**Stated exercise:**
Each line in the entries below that holds the string "panel" is to be listed.

**Dataset excerpts:**
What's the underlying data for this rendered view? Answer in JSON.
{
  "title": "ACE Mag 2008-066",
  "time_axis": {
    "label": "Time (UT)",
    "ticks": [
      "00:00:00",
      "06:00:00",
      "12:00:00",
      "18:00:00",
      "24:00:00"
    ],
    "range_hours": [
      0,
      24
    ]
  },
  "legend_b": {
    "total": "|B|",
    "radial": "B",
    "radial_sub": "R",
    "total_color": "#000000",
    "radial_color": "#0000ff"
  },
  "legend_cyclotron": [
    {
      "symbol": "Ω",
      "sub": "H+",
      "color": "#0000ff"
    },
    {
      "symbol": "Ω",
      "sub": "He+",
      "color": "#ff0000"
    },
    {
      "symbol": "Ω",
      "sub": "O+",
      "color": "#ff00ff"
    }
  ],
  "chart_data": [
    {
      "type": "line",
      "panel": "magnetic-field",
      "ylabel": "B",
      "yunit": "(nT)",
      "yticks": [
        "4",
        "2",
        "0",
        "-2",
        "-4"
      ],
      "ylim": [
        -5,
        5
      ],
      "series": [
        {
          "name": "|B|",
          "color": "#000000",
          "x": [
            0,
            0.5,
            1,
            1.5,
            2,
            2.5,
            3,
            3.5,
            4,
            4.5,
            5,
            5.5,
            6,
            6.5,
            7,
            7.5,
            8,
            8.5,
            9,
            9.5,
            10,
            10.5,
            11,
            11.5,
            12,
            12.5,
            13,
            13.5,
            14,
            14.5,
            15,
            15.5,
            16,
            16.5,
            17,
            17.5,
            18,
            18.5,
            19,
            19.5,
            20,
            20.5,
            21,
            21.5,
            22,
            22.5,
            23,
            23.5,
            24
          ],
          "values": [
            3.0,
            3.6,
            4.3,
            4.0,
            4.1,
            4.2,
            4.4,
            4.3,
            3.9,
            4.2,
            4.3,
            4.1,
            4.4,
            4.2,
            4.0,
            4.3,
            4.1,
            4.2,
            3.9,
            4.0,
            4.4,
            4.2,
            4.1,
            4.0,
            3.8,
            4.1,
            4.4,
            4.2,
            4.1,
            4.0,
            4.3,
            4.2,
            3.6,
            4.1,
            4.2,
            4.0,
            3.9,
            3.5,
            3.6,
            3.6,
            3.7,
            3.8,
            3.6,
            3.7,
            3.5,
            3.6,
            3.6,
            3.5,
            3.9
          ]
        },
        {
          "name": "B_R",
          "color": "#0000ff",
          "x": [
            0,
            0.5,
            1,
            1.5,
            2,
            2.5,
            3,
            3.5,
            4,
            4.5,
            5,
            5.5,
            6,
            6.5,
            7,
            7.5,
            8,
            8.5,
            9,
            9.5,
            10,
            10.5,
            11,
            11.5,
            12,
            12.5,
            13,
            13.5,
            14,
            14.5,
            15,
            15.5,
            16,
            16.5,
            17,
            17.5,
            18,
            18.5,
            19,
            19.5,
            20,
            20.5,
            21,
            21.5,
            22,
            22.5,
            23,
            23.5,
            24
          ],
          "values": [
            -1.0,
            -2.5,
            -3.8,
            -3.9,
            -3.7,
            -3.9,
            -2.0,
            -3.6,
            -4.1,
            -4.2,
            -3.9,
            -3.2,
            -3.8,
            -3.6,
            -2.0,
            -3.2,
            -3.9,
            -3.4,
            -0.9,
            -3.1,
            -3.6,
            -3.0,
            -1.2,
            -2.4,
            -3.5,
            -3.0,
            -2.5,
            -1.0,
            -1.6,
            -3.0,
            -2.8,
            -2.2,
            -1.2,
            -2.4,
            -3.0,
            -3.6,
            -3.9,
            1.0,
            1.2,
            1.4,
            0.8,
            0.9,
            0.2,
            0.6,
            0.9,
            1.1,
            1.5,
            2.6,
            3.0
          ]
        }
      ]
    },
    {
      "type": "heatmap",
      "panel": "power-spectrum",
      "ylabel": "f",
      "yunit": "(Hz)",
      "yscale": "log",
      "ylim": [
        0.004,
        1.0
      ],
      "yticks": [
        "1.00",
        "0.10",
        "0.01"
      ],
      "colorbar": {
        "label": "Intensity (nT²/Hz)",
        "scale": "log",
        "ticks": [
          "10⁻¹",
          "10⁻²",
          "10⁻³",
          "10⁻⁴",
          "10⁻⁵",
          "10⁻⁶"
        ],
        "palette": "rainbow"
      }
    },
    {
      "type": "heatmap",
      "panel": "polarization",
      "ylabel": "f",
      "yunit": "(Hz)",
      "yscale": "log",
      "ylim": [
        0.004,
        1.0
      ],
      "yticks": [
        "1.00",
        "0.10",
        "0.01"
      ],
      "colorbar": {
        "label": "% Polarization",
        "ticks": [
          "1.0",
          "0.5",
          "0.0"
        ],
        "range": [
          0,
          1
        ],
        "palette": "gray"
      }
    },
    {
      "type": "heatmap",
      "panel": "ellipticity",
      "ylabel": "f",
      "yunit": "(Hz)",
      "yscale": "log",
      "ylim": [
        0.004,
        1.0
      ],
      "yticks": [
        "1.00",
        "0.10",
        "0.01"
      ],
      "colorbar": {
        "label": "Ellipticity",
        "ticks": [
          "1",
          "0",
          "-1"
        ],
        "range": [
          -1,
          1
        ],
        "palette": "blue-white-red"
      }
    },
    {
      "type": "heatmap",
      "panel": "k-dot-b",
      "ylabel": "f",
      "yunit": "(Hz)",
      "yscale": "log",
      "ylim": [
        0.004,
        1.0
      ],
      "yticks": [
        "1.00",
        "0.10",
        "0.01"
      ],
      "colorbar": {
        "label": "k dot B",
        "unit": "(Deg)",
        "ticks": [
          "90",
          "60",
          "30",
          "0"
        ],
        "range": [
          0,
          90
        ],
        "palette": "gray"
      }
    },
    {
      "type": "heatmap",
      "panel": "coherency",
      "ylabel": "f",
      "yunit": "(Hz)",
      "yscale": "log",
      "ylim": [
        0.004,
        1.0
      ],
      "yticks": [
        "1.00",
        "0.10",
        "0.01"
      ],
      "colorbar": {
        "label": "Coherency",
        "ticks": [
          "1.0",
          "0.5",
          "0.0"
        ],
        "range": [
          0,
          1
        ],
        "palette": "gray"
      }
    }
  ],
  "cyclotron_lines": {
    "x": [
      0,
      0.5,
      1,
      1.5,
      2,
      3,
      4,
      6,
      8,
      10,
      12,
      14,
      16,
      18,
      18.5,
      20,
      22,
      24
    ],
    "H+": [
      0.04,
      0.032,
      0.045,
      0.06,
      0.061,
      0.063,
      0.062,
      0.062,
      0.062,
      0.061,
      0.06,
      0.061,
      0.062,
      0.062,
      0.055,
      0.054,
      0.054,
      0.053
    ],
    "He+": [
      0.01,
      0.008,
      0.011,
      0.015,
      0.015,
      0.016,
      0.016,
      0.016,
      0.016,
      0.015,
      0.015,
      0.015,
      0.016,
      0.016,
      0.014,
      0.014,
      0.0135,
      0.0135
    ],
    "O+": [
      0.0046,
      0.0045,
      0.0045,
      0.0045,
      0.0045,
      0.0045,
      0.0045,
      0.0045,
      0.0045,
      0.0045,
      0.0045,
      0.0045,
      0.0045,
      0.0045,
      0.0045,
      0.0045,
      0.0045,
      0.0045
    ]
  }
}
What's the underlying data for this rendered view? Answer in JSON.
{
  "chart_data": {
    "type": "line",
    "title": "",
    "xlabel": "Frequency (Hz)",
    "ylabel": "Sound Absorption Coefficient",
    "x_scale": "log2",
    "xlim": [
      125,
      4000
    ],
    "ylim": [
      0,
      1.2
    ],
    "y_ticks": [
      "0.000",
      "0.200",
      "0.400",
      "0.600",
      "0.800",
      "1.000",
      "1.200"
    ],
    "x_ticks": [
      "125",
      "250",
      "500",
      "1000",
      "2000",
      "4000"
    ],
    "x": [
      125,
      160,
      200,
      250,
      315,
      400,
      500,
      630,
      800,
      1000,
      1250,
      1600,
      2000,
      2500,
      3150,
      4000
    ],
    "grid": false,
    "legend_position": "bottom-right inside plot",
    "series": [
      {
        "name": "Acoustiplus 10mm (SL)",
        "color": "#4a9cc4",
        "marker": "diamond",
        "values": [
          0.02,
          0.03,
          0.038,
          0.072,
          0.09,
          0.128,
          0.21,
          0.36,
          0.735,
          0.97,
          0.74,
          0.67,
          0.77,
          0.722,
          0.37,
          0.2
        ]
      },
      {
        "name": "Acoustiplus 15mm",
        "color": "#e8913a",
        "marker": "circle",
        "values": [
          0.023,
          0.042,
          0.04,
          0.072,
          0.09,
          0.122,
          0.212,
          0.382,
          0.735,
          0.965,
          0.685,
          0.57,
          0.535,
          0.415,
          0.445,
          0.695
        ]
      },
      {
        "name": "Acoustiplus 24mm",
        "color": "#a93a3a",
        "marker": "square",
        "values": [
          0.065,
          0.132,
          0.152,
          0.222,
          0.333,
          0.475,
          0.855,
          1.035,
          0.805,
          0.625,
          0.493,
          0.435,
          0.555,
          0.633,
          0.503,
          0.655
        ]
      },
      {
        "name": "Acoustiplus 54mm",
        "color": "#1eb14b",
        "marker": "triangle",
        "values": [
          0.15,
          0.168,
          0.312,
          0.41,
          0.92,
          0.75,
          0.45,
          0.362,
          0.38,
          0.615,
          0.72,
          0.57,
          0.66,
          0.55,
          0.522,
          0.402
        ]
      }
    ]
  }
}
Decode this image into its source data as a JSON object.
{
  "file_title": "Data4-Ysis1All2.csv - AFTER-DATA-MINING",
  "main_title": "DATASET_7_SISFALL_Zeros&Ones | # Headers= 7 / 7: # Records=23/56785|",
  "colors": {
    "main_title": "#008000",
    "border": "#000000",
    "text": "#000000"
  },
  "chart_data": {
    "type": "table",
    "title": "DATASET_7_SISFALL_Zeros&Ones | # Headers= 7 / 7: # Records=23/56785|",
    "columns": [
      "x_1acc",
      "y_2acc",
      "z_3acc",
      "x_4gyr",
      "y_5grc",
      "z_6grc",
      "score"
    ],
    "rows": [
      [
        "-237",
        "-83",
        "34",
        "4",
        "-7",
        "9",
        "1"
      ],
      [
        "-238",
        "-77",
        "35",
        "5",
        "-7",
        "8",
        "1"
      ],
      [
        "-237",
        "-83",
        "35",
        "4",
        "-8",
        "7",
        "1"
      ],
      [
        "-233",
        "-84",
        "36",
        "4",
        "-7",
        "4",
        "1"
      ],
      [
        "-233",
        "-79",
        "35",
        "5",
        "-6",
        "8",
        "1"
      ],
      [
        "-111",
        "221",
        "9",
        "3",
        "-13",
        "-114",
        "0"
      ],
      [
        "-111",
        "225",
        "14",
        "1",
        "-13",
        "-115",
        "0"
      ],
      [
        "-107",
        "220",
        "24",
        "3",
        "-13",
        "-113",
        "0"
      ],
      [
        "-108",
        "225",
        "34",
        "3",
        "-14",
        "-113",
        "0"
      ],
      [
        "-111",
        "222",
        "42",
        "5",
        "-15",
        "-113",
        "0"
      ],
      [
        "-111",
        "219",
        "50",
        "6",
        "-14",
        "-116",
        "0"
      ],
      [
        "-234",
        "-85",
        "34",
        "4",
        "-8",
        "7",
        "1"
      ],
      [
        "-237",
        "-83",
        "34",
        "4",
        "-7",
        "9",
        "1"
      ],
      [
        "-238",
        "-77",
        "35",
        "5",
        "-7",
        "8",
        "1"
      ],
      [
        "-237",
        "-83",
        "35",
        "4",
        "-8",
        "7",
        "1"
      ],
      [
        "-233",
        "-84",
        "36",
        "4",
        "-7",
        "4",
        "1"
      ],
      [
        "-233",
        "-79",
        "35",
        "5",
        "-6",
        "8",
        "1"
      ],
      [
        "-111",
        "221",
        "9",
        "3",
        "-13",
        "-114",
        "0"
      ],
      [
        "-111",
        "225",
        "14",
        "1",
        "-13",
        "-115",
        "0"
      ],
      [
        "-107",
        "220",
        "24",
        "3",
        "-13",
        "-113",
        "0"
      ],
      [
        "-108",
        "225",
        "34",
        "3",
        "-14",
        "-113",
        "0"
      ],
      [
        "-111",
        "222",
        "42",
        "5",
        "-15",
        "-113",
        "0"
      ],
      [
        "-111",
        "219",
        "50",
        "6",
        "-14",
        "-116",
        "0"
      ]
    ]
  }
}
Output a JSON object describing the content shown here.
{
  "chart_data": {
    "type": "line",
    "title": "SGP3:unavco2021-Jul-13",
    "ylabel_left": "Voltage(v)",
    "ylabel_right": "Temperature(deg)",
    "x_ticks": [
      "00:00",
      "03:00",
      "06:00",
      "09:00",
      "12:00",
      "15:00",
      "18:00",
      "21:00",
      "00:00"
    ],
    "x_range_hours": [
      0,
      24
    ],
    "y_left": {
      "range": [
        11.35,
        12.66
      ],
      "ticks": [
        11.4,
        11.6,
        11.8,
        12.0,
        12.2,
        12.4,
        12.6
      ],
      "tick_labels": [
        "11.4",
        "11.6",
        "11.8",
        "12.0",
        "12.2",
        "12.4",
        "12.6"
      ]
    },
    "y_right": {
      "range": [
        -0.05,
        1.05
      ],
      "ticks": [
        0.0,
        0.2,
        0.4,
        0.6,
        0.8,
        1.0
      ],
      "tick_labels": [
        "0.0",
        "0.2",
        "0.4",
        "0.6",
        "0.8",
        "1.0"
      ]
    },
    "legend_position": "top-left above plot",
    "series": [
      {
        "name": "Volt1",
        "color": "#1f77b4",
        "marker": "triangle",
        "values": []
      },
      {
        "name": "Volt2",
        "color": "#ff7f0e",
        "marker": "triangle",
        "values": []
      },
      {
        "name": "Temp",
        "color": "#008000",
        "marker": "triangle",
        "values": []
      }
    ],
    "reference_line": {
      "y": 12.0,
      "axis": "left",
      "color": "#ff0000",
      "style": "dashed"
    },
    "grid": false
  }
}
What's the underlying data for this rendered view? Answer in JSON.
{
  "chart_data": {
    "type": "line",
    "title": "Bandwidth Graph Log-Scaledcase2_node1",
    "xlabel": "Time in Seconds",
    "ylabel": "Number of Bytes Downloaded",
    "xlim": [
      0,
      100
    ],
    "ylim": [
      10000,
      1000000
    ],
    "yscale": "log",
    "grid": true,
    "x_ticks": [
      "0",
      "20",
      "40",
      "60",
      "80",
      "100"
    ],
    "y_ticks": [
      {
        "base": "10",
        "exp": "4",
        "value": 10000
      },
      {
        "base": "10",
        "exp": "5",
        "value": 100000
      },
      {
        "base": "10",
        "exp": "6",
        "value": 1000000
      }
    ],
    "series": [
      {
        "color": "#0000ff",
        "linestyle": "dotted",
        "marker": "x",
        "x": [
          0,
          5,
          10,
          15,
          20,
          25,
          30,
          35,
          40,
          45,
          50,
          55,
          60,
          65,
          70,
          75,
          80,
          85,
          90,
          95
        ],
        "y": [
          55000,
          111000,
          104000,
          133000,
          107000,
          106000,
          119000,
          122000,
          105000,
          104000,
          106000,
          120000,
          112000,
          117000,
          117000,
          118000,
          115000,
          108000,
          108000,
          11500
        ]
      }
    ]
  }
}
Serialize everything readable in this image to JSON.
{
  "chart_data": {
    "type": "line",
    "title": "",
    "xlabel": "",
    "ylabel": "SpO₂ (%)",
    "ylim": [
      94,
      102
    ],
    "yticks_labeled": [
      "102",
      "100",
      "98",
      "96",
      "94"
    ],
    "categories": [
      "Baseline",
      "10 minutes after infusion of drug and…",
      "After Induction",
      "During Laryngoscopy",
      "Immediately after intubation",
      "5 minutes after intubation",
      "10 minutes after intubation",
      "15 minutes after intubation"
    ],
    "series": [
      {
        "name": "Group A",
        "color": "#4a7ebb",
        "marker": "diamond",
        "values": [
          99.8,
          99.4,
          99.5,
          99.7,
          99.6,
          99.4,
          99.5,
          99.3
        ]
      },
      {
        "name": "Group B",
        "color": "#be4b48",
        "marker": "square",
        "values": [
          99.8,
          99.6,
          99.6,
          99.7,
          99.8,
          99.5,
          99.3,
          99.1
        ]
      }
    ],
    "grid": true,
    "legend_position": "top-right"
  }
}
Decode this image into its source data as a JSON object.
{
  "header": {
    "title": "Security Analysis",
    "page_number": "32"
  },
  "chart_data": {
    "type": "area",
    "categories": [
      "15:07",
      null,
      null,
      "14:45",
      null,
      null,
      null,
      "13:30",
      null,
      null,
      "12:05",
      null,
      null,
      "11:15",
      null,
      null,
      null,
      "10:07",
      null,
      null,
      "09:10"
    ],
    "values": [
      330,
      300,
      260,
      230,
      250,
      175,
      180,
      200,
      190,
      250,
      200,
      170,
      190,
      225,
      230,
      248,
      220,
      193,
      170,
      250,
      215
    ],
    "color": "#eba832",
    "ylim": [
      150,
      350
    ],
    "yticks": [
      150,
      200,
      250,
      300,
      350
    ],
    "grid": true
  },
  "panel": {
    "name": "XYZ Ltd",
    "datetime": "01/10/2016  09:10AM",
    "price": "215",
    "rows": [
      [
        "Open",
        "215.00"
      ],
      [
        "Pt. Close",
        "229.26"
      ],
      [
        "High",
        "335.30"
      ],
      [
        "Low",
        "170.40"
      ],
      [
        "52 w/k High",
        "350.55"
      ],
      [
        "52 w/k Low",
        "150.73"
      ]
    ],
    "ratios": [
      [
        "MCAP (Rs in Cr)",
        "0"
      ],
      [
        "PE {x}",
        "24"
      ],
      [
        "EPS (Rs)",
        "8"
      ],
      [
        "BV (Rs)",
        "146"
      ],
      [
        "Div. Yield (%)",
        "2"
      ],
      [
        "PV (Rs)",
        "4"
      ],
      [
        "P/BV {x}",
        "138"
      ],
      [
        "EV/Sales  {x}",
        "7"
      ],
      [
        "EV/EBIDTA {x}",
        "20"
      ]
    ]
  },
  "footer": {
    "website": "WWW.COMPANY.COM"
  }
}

**Correct response:**
      "panel": "magnetic-field",
      "panel": "power-spectrum",
      "panel": "polarization",
      "panel": "ellipticity",
      "panel": "k-dot-b",
      "panel": "coherency",
  "panel": {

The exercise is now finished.